Your objective
Beneath this sentence is a set of records; write each of them out exactly.

Information supplied
-- start --

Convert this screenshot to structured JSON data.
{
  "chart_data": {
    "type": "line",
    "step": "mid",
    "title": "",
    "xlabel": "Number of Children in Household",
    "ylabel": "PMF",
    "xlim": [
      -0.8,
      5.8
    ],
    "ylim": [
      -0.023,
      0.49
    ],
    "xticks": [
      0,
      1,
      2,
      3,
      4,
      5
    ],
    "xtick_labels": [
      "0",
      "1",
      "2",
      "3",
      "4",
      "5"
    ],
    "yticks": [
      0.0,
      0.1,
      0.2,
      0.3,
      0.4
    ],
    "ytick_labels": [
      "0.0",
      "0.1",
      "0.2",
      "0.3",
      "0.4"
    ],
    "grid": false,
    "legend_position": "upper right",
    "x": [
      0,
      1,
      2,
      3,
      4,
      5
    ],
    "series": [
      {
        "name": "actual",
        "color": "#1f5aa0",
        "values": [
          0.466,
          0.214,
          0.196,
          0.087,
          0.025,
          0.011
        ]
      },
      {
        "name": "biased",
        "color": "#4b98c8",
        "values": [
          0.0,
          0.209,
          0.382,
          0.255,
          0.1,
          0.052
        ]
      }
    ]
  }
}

-- end --

Final result
Convert this screenshot to structured JSON data.
{
  "chart_data": {
    "type": "line",
    "step": "mid",
    "title": "",
    "xlabel": "Number of Children in Household",
    "ylabel": "PMF",
    "xlim": [
      -0.8,
      5.8
    ],
    "ylim": [
      -0.023,
      0.49
    ],
    "xticks": [
      0,
      1,
      2,
      3,
      4,
      5
    ],
    "xtick_labels": [
      "0",
      "1",
      "2",
      "3",
      "4",
      "5"
    ],
    "yticks": [
      0.0,
      0.1,
      0.2,
      0.3,
      0.4
    ],
    "ytick_labels": [
      "0.0",
      "0.1",
      "0.2",
      "0.3",
      "0.4"
    ],
    "grid": false,
    "legend_position": "upper right",
    "x": [
      0,
      1,
      2,
      3,
      4,
      5
    ],
    "series": [
      {
        "name": "actual",
        "color": "#1f5aa0",
        "values": [
          0.466,
          0.214,
          0.196,
          0.087,
          0.025,
          0.011
        ]
      },
      {
        "name": "biased",
        "color": "#4b98c8",
        "values": [
          0.0,
          0.209,
          0.382,
          0.255,
          0.1,
          0.052
        ]
      }
    ]
  }
}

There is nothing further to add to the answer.